Quote every entry word for word.

:: Material

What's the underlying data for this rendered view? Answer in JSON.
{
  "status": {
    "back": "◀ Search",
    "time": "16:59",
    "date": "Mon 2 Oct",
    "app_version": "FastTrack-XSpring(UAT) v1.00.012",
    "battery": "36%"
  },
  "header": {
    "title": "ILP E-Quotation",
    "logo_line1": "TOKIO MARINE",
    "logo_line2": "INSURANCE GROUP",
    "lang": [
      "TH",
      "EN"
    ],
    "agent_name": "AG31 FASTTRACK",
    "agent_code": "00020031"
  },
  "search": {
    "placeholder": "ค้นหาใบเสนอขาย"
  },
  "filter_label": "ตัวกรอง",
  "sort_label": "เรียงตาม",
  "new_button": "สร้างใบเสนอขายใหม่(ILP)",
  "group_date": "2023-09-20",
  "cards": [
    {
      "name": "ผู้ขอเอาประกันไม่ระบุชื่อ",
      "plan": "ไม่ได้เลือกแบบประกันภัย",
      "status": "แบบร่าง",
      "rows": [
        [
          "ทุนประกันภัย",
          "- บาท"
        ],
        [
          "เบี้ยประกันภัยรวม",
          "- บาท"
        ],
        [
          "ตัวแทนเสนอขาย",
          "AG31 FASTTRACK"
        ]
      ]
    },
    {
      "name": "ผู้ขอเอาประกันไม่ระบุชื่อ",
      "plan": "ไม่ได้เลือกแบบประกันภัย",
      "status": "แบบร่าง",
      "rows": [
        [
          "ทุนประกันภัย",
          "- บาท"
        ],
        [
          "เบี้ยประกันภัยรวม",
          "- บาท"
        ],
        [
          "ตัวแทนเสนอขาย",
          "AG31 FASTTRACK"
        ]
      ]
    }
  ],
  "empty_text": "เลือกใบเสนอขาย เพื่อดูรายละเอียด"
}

::::

Answer to the task:
What's the underlying data for this rendered view? Answer in JSON.
{
  "status": {
    "back": "◀ Search",
    "time": "16:59",
    "date": "Mon 2 Oct",
    "app_version": "FastTrack-XSpring(UAT) v1.00.012",
    "battery": "36%"
  },
  "header": {
    "title": "ILP E-Quotation",
    "logo_line1": "TOKIO MARINE",
    "logo_line2": "INSURANCE GROUP",
    "lang": [
      "TH",
      "EN"
    ],
    "agent_name": "AG31 FASTTRACK",
    "agent_code": "00020031"
  },
  "search": {
    "placeholder": "ค้นหาใบเสนอขาย"
  },
  "filter_label": "ตัวกรอง",
  "sort_label": "เรียงตาม",
  "new_button": "สร้างใบเสนอขายใหม่(ILP)",
  "group_date": "2023-09-20",
  "cards": [
    {
      "name": "ผู้ขอเอาประกันไม่ระบุชื่อ",
      "plan": "ไม่ได้เลือกแบบประกันภัย",
      "status": "แบบร่าง",
      "rows": [
        [
          "ทุนประกันภัย",
          "- บาท"
        ],
        [
          "เบี้ยประกันภัยรวม",
          "- บาท"
        ],
        [
          "ตัวแทนเสนอขาย",
          "AG31 FASTTRACK"
        ]
      ]
    },
    {
      "name": "ผู้ขอเอาประกันไม่ระบุชื่อ",
      "plan": "ไม่ได้เลือกแบบประกันภัย",
      "status": "แบบร่าง",
      "rows": [
        [
          "ทุนประกันภัย",
          "- บาท"
        ],
        [
          "เบี้ยประกันภัยรวม",
          "- บาท"
        ],
        [
          "ตัวแทนเสนอขาย",
          "AG31 FASTTRACK"
        ]
      ]
    }
  ],
  "empty_text": "เลือกใบเสนอขาย เพื่อดูรายละเอียด"
}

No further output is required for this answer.